§ **Exercise details**: Scan the data below for the string "there". Copy every line where it appears.

____________

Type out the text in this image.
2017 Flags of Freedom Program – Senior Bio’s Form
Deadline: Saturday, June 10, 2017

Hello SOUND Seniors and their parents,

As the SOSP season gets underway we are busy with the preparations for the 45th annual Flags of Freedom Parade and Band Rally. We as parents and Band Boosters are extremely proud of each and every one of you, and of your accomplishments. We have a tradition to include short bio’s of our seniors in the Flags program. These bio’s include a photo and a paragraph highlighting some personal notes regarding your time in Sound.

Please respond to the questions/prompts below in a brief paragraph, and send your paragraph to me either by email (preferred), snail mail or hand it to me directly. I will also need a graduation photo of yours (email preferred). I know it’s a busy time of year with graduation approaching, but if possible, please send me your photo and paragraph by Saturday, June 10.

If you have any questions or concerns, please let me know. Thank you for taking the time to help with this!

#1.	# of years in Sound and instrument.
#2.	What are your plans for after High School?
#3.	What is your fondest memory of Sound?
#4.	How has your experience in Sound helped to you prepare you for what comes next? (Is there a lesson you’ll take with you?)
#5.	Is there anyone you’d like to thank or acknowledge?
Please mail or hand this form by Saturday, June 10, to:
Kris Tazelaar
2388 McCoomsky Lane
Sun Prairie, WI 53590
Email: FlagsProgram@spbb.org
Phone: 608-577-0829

____________

§ **Written answer**:
#4.	How has your experience in Sound helped to you prepare you for what comes next? (Is there a lesson you’ll take with you?)
#5.	Is there anyone you’d like to thank or acknowledge?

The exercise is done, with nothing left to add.